▽

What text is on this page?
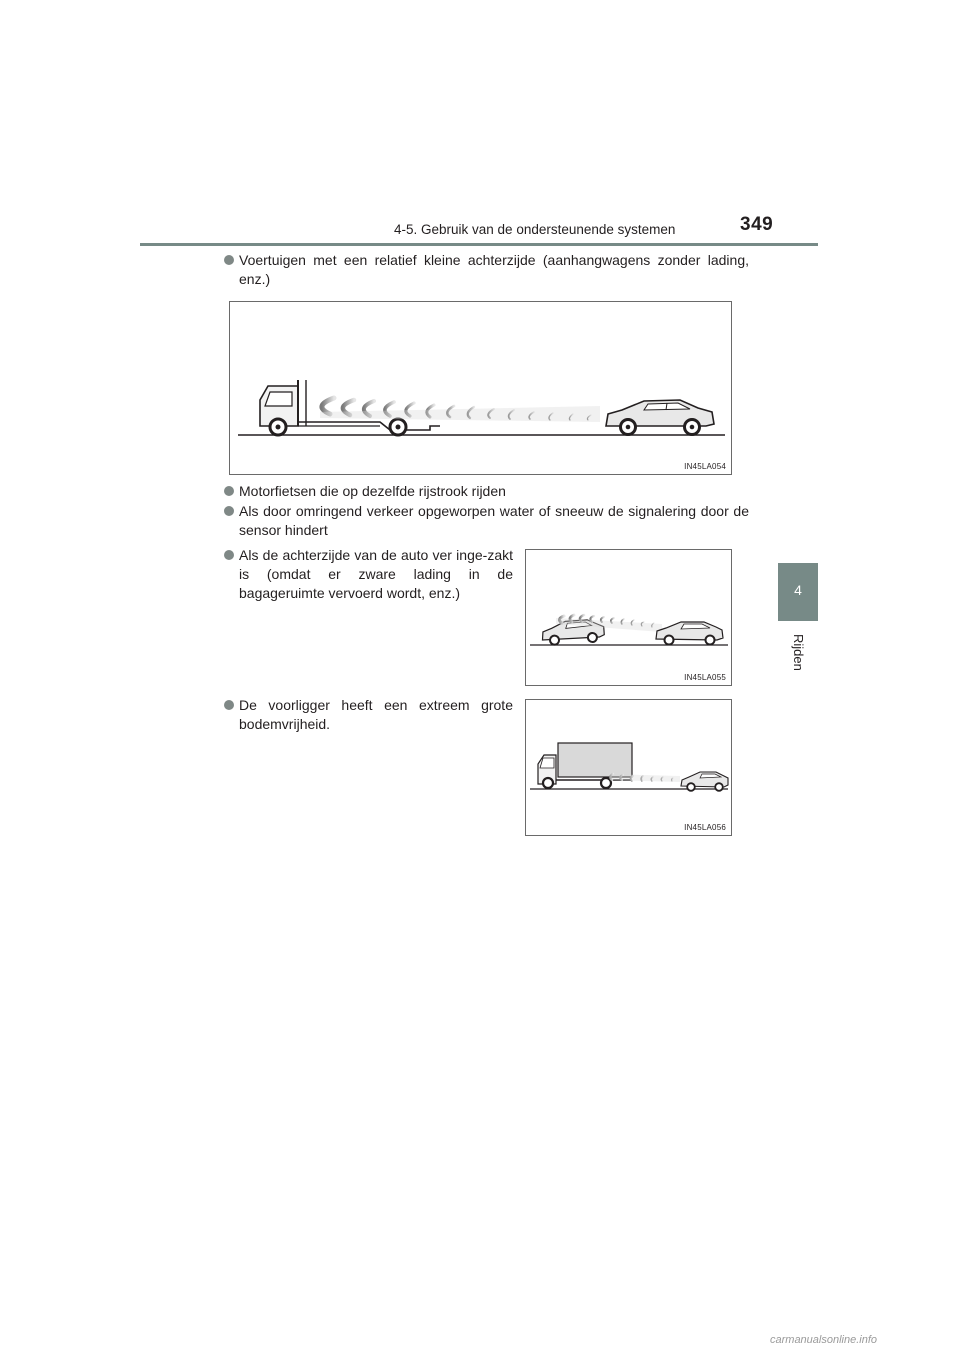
4-5. Gebruik van de ondersteunende systemen	349
4
Rijden

Voertuigen met een relatief kleine achterzijde (aanhangwagens zonder lading, enz.)

IN45LA054

Motorfietsen die op dezelfde rijstrook rijden

Als door omringend verkeer opgeworpen water of sneeuw de signalering door de sensor hindert

Als de achterzijde van de auto ver inge-zakt is (omdat er zware lading in de bagageruimte vervoerd wordt, enz.)

IN45LA055

De voorligger heeft een extreem grote bodemvrijheid.

IN45LA056
carmanualsonline.info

△

## STATED TASK
Restate each entry word for word, please, but drop any images it holds.

## RESULT OF THE TASK
What text is on this page?
4-5. Gebruik van de ondersteunende systemen	349
4
Rijden

Voertuigen met een relatief kleine achterzijde (aanhangwagens zonder lading, enz.)

IN45LA054

Motorfietsen die op dezelfde rijstrook rijden

Als door omringend verkeer opgeworpen water of sneeuw de signalering door de sensor hindert

Als de achterzijde van de auto ver inge-zakt is (omdat er zware lading in de bagageruimte vervoerd wordt, enz.)

IN45LA055

De voorligger heeft een extreem grote bodemvrijheid.

IN45LA056
carmanualsonline.info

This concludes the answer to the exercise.